* EXERCISE DESCRIPTION *
Identify each line in the records below that contains the word "Frequency", and copy it.

* ROWS *
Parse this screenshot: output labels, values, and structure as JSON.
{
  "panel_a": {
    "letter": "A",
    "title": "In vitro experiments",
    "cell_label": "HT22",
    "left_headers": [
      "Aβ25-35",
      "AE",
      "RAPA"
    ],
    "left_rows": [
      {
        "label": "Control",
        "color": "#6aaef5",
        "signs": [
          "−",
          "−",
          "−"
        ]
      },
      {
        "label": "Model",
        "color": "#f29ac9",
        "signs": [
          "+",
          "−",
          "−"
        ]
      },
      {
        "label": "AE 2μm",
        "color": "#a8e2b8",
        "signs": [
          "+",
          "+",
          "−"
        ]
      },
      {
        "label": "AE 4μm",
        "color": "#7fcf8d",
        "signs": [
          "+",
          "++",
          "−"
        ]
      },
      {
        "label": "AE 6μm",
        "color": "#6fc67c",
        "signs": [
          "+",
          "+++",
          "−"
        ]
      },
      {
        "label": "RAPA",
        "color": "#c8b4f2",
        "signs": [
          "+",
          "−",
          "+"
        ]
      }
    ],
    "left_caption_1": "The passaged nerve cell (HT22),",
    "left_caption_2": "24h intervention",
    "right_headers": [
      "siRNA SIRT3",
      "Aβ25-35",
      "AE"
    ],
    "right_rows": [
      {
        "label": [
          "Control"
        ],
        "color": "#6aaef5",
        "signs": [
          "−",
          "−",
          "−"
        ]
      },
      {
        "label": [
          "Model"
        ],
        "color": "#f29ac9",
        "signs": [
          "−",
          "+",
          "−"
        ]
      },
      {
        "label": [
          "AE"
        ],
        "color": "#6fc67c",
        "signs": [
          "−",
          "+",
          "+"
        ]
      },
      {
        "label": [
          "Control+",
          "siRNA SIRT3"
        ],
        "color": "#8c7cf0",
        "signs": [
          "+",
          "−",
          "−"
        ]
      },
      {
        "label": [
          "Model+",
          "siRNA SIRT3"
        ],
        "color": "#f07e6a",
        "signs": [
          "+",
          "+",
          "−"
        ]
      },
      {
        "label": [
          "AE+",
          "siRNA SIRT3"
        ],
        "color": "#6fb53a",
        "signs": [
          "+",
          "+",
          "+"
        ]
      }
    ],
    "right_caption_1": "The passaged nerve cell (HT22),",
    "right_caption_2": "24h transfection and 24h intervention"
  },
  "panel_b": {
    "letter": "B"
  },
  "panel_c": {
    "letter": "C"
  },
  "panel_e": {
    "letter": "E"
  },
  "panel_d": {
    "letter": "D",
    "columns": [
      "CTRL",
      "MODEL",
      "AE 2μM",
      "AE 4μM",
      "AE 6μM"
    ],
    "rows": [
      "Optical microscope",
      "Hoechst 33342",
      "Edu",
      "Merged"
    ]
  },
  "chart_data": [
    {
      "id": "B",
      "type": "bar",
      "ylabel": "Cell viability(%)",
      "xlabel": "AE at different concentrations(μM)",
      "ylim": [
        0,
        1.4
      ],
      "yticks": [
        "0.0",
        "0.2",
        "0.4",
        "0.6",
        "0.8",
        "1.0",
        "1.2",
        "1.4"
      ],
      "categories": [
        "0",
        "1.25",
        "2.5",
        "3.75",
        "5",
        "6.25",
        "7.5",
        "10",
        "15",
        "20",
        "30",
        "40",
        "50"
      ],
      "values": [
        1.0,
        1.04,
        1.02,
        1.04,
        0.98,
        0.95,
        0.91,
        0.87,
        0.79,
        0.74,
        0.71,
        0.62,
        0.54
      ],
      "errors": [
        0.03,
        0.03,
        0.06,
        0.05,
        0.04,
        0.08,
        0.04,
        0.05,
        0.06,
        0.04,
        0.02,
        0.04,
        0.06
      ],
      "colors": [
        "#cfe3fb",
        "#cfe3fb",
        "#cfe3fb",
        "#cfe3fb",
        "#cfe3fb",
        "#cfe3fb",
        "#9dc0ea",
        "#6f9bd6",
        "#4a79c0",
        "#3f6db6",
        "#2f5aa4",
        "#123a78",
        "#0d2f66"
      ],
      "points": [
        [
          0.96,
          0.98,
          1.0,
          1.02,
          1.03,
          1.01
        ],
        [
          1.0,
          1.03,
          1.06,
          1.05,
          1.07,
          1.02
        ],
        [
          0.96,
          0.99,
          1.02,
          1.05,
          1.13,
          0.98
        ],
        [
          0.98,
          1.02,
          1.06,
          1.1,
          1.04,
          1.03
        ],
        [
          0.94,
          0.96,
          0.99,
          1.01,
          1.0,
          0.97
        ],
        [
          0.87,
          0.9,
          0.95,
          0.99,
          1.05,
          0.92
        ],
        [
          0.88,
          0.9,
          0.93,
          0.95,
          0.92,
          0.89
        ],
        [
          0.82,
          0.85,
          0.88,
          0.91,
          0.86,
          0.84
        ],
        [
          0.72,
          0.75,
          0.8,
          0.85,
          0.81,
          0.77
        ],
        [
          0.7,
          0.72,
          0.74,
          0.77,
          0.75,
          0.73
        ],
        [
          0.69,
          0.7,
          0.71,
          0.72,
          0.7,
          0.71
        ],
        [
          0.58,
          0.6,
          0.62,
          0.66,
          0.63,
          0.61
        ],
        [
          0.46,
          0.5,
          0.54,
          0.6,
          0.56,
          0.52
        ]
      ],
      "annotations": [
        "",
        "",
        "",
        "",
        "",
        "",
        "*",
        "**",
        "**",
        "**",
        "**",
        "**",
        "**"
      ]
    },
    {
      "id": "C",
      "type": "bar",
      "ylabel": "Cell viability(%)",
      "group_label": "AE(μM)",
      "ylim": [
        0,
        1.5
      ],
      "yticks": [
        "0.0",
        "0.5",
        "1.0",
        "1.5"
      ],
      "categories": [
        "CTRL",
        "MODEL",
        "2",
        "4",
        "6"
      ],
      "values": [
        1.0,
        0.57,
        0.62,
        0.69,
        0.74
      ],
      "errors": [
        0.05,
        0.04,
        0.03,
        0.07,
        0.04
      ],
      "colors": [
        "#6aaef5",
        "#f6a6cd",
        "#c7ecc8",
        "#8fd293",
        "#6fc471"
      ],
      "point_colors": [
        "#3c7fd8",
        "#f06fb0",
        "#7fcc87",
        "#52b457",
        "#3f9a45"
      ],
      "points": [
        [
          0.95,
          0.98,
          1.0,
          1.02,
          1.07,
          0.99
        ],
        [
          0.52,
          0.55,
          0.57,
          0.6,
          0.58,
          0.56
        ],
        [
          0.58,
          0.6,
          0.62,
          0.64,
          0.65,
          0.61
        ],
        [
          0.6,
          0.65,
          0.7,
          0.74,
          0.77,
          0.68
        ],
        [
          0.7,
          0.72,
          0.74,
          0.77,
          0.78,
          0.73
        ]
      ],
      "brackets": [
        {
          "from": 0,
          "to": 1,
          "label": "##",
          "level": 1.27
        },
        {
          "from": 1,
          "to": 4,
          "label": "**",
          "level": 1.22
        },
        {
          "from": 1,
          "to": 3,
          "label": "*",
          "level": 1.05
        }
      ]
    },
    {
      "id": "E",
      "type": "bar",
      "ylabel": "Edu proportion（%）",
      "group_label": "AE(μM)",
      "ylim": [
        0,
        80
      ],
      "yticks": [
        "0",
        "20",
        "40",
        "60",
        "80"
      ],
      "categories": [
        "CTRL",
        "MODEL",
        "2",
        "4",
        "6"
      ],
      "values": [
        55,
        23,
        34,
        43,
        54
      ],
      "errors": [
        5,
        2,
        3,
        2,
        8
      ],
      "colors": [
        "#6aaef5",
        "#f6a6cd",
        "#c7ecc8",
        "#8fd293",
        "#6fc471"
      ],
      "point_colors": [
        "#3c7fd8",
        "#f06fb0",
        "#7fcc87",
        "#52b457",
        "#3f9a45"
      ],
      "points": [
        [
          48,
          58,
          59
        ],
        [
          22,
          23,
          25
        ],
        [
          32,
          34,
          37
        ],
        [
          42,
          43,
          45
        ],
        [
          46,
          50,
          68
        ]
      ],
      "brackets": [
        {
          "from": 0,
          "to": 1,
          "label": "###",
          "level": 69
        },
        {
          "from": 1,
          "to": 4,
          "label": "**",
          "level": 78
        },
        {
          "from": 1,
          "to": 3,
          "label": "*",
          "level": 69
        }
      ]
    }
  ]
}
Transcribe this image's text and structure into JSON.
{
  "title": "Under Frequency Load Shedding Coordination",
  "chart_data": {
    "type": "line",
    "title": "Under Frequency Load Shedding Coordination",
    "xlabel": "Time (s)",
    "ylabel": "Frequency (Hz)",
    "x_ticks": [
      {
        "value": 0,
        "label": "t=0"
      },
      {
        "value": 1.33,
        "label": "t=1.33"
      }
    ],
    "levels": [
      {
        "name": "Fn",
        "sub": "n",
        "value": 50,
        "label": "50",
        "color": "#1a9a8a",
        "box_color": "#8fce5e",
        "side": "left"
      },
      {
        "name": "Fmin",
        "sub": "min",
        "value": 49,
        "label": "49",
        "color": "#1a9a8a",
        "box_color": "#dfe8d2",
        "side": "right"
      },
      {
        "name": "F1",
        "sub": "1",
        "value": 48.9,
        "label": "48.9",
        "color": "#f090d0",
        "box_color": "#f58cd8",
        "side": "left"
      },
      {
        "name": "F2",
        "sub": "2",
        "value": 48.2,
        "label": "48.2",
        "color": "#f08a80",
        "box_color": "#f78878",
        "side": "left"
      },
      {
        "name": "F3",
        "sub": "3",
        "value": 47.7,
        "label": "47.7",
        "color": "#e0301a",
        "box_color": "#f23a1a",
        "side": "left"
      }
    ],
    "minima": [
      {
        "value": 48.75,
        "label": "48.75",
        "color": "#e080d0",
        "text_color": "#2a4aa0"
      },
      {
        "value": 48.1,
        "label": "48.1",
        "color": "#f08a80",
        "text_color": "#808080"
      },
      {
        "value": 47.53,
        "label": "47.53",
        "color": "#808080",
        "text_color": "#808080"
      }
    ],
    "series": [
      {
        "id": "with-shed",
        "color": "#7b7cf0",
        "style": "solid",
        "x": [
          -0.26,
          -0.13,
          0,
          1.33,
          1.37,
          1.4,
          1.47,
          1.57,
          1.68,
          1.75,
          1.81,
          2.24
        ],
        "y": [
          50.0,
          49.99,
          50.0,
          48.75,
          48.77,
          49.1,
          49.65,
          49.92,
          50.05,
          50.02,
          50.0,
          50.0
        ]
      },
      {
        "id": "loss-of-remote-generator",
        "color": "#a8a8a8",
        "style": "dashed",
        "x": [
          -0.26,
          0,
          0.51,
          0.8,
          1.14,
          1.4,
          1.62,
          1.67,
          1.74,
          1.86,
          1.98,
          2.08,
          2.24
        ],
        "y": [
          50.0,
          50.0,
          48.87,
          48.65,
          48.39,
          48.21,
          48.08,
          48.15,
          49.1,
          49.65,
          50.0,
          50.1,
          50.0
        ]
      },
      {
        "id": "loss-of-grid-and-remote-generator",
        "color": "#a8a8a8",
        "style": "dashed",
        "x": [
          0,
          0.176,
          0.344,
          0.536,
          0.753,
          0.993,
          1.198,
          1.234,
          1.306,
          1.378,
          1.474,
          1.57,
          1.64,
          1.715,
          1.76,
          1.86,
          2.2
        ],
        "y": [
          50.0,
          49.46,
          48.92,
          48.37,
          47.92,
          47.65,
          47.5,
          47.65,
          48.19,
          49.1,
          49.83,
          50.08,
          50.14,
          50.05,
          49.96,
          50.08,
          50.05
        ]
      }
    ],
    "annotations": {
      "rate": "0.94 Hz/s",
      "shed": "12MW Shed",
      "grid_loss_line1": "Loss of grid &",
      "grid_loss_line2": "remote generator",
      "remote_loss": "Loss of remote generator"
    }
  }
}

* COMPLETE ANSWER *
  "title": "Under Frequency Load Shedding Coordination",
    "title": "Under Frequency Load Shedding Coordination",
    "ylabel": "Frequency (Hz)",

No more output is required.